==== Provided material ====

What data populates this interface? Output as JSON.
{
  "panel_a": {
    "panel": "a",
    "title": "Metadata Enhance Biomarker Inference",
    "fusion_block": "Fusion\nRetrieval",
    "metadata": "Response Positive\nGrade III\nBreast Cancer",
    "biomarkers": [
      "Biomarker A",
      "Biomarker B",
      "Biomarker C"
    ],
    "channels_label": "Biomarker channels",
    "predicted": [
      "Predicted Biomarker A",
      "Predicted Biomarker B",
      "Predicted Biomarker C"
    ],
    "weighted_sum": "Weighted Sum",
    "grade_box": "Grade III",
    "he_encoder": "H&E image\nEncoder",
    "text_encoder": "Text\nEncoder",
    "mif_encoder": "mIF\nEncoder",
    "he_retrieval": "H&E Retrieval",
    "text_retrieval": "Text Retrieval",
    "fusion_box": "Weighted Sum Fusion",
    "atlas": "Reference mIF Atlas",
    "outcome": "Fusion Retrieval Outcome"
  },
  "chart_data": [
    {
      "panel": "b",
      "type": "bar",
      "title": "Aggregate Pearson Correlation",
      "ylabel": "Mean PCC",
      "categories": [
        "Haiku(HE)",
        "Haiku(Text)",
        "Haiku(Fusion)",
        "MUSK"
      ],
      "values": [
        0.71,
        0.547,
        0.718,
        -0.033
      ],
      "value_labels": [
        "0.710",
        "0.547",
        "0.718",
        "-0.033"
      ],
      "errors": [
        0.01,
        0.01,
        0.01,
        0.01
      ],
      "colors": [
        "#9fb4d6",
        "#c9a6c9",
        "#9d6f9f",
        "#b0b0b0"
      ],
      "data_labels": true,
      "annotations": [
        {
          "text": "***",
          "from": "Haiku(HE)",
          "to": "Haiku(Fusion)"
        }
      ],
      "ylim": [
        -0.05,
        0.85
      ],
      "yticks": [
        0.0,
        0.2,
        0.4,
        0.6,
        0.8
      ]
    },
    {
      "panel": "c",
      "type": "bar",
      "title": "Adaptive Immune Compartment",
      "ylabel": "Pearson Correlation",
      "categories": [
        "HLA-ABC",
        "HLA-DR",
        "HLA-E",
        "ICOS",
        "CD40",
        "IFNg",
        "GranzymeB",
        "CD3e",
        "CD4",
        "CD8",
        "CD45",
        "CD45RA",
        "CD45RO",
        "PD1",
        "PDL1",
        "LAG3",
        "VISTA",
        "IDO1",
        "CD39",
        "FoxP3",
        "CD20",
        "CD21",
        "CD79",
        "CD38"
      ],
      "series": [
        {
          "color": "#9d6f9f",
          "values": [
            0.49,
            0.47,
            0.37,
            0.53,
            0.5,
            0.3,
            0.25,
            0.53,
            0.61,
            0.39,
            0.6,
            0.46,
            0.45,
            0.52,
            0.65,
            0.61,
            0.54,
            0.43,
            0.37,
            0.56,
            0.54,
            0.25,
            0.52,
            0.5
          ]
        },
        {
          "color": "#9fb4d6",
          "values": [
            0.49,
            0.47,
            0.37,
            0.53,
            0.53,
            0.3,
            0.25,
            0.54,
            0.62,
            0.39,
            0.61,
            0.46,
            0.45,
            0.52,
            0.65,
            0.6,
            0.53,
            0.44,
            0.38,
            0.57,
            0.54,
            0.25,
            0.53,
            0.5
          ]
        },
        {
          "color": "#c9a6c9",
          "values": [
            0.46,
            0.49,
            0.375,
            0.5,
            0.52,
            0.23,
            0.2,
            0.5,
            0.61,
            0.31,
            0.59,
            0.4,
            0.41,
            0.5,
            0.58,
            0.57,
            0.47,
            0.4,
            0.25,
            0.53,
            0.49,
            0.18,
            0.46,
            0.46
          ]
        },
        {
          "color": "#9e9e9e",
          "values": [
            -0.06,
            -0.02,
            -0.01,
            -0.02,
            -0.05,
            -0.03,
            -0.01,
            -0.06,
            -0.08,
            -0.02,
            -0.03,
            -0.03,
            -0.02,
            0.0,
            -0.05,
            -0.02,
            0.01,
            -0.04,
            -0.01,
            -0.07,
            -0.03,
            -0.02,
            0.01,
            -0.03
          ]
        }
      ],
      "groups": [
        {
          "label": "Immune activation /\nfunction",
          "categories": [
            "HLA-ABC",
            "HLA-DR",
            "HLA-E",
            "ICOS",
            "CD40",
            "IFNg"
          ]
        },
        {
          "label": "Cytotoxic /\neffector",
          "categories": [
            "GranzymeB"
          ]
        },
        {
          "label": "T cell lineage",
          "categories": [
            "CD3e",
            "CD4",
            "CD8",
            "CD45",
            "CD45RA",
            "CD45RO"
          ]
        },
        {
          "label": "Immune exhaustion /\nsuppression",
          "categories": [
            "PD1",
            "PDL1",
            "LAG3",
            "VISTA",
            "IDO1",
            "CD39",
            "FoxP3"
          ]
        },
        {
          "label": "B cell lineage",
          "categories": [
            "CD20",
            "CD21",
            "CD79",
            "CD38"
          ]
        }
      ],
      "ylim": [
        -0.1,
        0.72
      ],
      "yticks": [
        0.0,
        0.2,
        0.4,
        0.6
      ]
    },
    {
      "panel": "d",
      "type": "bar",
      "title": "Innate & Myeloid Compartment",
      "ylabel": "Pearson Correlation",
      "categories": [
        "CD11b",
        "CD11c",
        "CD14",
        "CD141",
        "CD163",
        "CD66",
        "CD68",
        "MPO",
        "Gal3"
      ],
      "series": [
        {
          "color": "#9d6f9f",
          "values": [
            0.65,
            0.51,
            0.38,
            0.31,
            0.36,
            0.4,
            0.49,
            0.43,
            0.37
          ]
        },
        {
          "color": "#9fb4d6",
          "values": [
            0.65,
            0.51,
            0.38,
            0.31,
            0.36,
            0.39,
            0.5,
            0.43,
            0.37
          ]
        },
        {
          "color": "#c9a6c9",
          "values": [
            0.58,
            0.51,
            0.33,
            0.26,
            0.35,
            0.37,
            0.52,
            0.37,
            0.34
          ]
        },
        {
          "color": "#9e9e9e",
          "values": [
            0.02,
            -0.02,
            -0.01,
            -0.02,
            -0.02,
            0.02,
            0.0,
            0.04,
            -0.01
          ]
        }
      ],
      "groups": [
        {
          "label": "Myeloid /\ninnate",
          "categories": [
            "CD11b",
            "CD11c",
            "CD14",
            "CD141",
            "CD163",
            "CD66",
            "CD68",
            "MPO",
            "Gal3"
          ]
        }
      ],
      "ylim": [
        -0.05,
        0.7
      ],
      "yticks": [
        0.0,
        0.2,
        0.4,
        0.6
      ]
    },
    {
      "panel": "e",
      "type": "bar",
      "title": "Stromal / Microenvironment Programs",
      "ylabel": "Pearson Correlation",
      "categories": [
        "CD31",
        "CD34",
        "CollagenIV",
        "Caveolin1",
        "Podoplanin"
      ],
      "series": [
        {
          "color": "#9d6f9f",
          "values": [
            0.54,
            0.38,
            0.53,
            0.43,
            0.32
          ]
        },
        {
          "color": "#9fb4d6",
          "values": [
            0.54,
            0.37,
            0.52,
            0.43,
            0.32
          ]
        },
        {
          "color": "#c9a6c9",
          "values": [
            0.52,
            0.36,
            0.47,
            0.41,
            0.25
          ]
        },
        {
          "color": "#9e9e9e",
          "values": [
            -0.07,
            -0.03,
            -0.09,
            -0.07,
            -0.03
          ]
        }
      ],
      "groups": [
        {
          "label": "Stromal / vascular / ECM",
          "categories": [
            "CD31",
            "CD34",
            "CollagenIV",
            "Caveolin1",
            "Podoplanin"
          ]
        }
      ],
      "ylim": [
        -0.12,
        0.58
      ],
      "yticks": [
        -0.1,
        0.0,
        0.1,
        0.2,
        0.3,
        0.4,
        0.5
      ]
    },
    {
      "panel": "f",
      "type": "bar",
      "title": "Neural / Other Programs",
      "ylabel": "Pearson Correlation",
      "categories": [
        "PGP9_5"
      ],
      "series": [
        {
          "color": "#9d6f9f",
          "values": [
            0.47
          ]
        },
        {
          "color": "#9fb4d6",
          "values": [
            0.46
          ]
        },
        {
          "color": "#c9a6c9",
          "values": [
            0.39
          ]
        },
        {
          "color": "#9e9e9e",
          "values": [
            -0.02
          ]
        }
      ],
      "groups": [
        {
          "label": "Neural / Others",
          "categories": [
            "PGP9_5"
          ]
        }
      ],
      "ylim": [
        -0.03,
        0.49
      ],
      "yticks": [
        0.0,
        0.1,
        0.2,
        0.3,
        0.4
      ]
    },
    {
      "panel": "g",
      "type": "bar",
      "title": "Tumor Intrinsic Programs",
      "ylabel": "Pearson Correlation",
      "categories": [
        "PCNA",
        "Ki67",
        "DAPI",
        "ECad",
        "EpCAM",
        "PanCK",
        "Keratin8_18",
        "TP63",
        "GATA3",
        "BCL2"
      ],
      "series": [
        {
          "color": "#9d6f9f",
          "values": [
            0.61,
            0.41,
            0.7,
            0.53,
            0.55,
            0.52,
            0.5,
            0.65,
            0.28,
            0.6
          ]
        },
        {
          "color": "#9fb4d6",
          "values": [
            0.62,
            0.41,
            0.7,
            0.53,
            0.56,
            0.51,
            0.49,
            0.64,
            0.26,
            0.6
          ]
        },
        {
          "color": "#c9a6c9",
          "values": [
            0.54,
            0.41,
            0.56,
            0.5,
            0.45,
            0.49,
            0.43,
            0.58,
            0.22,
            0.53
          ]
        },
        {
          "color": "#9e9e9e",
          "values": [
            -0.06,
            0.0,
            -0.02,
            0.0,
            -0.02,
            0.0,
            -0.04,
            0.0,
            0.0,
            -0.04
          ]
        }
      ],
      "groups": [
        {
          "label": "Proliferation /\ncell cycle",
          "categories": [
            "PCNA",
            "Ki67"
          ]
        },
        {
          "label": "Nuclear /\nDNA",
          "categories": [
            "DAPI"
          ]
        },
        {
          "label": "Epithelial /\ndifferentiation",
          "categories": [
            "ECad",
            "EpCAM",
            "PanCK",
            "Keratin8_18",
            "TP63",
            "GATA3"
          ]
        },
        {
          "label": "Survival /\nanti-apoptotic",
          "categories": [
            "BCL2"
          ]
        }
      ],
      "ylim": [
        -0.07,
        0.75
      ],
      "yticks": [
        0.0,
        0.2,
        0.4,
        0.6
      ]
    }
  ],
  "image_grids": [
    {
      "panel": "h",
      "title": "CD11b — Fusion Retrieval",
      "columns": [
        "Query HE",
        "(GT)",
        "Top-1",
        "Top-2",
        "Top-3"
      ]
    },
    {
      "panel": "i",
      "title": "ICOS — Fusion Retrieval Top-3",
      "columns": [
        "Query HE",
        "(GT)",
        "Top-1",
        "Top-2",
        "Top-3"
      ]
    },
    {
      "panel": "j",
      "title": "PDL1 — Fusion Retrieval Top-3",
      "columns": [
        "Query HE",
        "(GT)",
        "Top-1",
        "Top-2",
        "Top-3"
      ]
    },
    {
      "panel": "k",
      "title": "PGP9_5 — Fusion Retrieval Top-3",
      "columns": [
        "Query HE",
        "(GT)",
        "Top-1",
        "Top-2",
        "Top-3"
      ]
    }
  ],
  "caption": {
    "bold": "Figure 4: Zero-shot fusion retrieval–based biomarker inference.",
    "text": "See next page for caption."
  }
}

====

Action item =>
Working through the records above, copy each line in which "Haiku" is found.

Response below =>
        "Haiku(HE)",
        "Haiku(Text)",
        "Haiku(Fusion)",
          "from": "Haiku(HE)",
          "to": "Haiku(Fusion)"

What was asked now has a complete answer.